Look over the lines below. Report each one that includes the string "true".

--*--

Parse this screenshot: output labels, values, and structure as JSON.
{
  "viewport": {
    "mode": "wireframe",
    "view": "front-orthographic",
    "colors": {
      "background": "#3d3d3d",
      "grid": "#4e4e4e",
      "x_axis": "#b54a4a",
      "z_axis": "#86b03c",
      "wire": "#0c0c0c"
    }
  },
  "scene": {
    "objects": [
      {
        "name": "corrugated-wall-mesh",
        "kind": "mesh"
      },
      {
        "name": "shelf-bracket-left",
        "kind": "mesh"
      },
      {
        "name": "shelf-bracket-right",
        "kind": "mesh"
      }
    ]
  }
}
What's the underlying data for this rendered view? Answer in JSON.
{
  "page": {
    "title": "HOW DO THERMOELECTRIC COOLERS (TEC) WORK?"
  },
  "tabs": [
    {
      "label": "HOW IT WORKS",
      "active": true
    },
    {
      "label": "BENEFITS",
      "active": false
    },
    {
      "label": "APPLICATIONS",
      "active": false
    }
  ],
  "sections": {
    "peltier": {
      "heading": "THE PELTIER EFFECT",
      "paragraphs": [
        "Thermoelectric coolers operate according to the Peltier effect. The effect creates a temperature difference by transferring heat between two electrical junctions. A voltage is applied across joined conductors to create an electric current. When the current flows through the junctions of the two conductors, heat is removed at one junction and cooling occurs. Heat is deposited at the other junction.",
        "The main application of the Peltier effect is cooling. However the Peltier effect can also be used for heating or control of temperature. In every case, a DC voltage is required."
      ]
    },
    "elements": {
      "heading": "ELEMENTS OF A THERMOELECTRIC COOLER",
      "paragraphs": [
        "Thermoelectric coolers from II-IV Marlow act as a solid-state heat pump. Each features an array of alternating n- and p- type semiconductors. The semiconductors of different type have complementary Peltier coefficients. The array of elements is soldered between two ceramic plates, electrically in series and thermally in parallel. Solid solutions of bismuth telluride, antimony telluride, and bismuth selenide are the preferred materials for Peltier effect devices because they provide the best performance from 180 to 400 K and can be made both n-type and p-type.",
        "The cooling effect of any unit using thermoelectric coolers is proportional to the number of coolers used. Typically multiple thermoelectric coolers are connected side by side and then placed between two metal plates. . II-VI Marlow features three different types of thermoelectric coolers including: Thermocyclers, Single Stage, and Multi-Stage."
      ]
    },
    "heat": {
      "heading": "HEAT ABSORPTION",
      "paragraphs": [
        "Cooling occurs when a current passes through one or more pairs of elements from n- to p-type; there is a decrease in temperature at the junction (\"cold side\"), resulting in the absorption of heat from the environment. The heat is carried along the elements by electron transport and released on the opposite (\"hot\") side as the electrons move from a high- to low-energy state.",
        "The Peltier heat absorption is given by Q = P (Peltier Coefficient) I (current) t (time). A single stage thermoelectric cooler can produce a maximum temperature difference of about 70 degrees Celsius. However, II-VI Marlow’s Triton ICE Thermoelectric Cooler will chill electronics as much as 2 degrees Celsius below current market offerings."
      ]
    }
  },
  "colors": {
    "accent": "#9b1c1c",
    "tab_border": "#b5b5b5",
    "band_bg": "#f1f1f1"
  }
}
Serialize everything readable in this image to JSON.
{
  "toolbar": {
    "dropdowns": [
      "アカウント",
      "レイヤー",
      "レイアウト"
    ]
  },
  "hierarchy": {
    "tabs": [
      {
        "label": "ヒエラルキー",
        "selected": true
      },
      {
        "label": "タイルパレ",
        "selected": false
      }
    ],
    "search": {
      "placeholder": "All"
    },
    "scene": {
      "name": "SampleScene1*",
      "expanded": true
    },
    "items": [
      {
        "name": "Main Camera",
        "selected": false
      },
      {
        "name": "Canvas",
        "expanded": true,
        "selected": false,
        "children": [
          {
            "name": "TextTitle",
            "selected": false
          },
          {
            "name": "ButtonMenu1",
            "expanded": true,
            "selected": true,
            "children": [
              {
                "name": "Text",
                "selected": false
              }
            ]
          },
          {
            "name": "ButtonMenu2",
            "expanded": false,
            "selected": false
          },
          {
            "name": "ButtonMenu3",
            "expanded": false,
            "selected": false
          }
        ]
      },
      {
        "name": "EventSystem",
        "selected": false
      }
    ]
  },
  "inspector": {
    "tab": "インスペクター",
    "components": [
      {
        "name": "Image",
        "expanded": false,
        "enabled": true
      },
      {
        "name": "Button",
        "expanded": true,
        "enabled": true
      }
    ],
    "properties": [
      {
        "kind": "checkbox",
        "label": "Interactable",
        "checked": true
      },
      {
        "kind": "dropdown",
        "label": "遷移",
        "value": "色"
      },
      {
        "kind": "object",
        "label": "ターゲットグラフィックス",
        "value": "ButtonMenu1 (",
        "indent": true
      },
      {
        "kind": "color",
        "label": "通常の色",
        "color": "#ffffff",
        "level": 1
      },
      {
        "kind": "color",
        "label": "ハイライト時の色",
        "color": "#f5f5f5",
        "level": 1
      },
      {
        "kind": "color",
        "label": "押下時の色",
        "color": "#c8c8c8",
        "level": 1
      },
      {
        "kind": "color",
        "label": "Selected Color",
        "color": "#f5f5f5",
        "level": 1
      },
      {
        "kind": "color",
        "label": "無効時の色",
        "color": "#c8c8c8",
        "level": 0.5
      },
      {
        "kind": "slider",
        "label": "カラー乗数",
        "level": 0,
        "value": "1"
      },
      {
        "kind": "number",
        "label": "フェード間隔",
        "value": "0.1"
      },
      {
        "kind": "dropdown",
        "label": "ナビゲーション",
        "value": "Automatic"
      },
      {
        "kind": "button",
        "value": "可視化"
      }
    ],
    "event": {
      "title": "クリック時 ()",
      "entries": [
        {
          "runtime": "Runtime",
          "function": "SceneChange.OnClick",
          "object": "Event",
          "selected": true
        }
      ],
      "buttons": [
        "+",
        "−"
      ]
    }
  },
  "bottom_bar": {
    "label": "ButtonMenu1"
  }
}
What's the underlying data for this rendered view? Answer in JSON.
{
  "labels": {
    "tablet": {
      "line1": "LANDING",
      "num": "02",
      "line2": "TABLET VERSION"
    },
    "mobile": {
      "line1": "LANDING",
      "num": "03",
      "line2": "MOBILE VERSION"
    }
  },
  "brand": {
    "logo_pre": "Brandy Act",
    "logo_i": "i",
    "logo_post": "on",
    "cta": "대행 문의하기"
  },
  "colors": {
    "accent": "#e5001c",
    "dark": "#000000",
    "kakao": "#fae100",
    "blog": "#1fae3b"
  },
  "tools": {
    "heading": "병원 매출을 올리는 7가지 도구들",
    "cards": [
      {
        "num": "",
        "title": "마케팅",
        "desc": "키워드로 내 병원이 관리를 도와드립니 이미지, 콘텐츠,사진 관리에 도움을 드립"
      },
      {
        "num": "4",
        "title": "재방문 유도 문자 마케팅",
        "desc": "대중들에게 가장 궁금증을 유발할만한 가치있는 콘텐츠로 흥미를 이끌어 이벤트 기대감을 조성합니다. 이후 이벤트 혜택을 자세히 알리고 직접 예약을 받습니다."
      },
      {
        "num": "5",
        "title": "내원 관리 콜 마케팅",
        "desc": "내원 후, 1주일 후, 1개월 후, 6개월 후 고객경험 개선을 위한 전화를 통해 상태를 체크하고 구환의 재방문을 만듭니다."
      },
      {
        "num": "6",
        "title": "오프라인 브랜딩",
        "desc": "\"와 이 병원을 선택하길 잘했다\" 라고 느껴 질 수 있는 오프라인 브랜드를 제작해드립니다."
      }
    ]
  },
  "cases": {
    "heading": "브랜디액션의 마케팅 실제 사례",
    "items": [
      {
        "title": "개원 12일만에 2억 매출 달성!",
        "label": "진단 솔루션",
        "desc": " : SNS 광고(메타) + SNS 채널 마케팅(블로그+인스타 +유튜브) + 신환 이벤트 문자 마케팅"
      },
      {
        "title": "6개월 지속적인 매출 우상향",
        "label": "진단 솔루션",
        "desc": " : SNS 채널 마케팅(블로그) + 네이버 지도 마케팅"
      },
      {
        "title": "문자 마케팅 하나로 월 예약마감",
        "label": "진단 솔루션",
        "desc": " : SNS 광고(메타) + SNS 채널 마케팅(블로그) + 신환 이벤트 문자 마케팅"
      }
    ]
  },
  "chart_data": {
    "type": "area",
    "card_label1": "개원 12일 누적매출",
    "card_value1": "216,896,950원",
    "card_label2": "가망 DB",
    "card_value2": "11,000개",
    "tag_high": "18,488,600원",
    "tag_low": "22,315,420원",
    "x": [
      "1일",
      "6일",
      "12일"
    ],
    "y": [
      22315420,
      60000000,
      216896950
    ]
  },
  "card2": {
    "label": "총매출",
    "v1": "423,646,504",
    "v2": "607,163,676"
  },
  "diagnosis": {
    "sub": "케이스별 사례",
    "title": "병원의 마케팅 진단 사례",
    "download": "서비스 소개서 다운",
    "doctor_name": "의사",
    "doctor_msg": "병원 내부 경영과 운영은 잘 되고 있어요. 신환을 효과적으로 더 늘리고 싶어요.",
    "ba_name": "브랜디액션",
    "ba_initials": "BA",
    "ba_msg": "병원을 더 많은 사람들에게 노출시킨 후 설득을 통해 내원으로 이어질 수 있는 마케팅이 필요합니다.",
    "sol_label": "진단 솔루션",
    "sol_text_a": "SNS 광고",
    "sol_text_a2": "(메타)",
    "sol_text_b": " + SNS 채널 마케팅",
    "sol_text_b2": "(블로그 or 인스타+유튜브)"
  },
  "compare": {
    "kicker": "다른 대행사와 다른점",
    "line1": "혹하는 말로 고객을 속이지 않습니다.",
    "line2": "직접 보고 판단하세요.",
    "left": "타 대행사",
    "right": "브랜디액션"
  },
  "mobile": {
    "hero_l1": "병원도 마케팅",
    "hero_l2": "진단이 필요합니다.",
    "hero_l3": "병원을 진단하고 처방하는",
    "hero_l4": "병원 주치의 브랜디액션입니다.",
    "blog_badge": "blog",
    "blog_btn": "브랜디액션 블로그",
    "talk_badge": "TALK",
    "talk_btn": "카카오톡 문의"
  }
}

--*--

■ **RESPONSE TO THIS TASK**:
      "active": true
        "selected": true
      "expanded": true
        "expanded": true,
            "expanded": true,
            "selected": true,
        "enabled": true
        "expanded": true,
        "enabled": true
        "checked": true
        "indent": true
          "selected": true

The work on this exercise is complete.